=== THE INPUT ===

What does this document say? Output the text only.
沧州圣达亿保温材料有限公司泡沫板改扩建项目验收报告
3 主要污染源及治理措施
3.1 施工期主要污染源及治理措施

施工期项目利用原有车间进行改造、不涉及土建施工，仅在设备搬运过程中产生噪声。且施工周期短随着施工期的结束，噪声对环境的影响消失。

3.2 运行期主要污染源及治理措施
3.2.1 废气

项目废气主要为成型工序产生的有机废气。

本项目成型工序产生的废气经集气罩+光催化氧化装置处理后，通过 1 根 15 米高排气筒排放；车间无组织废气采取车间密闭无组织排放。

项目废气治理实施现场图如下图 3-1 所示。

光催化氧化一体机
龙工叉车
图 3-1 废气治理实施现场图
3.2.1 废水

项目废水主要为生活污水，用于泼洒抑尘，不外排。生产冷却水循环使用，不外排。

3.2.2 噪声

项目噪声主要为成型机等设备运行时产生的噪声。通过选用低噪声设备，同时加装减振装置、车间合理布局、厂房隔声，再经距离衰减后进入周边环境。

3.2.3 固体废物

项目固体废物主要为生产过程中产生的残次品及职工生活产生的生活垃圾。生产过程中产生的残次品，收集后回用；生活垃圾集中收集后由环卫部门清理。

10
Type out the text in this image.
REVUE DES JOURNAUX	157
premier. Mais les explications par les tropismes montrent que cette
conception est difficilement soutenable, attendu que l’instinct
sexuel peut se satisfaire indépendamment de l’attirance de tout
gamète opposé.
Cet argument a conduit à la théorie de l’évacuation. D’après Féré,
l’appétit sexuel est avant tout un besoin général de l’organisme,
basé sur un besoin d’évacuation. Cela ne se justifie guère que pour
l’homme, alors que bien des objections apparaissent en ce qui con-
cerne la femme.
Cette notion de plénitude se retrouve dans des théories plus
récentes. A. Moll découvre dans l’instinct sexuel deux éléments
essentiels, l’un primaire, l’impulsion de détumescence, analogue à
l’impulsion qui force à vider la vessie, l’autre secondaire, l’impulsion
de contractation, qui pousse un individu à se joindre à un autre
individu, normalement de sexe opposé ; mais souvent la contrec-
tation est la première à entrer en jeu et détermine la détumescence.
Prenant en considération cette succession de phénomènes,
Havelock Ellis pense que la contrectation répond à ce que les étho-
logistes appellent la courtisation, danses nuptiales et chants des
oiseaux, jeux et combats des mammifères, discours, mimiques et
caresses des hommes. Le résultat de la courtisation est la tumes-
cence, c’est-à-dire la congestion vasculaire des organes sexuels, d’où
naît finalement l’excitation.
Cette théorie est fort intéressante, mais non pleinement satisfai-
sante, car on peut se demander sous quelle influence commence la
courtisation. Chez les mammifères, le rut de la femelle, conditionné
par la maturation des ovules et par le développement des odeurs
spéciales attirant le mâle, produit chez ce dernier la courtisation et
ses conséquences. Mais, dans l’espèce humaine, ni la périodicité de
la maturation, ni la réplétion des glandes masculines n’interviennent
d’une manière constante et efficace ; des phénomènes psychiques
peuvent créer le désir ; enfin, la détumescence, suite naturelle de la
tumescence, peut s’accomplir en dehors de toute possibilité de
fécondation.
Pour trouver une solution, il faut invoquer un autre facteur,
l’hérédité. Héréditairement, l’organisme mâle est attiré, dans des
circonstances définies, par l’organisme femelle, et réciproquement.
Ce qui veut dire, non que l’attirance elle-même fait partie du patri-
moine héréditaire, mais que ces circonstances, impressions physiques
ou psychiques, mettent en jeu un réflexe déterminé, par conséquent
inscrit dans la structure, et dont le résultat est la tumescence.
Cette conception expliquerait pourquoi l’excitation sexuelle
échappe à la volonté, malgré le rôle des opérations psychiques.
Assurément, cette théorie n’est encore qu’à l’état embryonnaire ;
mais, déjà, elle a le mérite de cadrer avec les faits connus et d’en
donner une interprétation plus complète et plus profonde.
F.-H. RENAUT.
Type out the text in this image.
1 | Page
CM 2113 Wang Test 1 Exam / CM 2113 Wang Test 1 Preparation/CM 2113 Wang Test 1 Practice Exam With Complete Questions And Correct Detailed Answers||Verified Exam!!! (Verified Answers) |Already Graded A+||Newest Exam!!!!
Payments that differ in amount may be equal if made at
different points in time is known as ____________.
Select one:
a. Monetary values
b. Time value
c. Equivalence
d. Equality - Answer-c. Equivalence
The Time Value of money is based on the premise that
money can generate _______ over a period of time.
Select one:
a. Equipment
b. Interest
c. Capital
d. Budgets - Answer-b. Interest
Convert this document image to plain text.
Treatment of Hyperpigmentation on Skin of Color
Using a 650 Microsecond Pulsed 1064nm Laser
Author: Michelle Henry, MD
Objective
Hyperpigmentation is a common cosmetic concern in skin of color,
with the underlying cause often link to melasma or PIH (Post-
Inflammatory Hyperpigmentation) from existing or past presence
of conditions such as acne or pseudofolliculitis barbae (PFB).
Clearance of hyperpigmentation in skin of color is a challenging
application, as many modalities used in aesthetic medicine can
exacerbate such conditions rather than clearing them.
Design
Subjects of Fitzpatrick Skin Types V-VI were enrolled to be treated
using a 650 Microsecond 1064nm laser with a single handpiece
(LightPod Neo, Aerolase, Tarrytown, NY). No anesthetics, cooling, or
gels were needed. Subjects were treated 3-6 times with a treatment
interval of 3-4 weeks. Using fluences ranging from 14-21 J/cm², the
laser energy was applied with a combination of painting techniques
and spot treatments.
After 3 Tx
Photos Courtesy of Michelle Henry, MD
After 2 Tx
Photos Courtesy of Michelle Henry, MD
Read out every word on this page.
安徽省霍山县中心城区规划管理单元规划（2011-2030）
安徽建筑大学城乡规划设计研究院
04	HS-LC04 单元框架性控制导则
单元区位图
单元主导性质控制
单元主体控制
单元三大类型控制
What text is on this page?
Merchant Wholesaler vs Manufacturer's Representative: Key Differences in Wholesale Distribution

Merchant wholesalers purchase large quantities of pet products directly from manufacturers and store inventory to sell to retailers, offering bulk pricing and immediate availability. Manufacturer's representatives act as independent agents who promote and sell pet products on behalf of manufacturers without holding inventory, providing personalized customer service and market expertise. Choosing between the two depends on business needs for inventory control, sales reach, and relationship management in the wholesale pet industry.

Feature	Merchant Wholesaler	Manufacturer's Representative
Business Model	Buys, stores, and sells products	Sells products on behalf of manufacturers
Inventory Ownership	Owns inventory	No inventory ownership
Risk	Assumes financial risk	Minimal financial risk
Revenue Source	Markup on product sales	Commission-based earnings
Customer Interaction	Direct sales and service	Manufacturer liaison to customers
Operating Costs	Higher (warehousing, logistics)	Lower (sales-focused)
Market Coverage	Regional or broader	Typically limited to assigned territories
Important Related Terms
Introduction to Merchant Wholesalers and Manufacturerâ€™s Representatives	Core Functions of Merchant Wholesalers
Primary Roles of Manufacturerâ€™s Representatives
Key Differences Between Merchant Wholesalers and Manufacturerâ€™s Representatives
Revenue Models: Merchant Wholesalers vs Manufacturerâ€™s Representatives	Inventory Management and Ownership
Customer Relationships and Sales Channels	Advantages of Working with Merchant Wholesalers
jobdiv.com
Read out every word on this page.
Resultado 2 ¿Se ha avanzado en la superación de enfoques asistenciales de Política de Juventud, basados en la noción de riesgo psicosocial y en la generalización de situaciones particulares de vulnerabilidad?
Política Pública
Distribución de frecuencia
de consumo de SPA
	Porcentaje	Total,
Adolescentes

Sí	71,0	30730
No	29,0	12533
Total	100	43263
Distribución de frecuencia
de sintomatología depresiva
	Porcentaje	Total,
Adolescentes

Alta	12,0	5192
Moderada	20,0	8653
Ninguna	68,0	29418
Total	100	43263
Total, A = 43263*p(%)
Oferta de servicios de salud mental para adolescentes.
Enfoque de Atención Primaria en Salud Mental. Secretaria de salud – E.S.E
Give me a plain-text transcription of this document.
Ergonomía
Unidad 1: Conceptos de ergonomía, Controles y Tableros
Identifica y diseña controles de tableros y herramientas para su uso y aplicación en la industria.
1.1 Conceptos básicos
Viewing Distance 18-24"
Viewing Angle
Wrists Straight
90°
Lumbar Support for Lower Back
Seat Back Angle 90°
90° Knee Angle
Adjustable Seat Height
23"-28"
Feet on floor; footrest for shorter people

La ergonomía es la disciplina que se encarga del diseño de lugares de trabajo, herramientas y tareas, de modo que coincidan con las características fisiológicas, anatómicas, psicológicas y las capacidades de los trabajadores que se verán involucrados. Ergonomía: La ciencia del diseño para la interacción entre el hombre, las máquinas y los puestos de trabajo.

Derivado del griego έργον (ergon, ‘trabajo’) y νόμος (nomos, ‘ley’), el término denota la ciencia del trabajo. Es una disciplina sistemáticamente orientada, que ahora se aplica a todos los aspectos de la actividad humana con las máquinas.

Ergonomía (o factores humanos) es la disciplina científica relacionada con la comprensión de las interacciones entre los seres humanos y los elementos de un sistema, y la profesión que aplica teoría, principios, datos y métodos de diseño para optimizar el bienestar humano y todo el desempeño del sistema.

===

## WHAT YOU ARE ASKED TO DO
Copy every line from the entries that contains the word "based".

## EXERCISE RESULT
The Time Value of money is based on the premise that
Revenue Source	Markup on product sales	Commission-based earnings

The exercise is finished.